_Given request A:_
Name every term that the equilibrium text defines under its "Terms" heading.
_Given request B:_
According to the equilibrium text, what is an equilibrium in motion called?

An object is said to be in equilibrium when there is no external net force acting on it.

Learning Objective

  • Assess the role each type of equilibrium plays in mechanical devices

Key Points

    • When there is no external net force on an object, the object is said to be in equilibrium.
    • When an object is in equilibrium, it does not accelerate. If it had a velocity, the velocity remains constant; if it was at rest, it remains at rest.
    • An equilibrium in motion is known as dynamic equilibrium; an equilibrium at rest is a static equilibrium.

Terms

  • torque

    A rotational or twisting effect of a force; (SI unit newton-meter or Nm; imperial unit foot-pound or ft-lb)

  • dynamic

    Changing; active; in motion.

  • static

    Fixed in place; having no motion.

Full Text

We are surrounded by great engineering architectures and mechanical devices, which are at rest in the frame of reference of Earth. A large part of engineering creations are static objects. Yet we also seek equilibrium of moving objects like that of floating ship, airplane cruising at high speed, and such other moving mechanical devices. In both cases – static or dynamic – net external forces and torques are zero.

_Collected data:_
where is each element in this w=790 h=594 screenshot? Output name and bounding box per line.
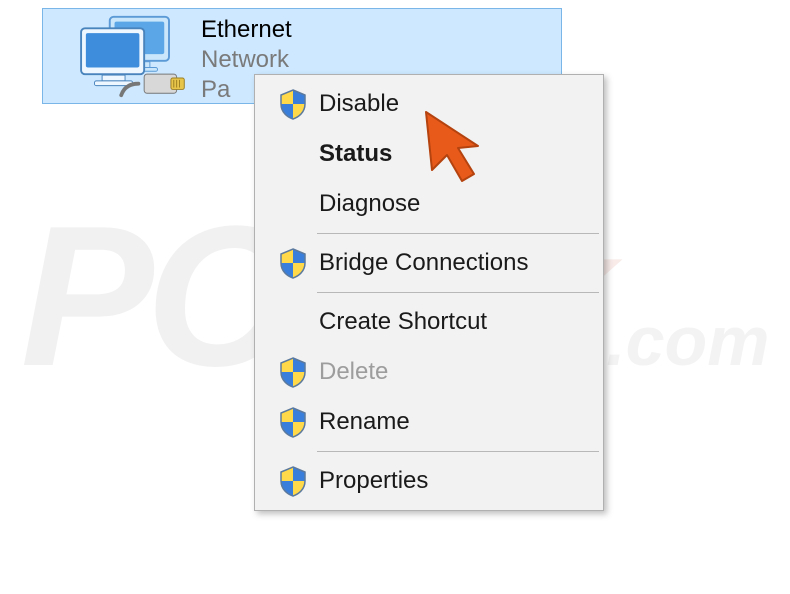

_Task output A:_
torque, dynamic, static

_Task output B:_
Dynamic equilibrium.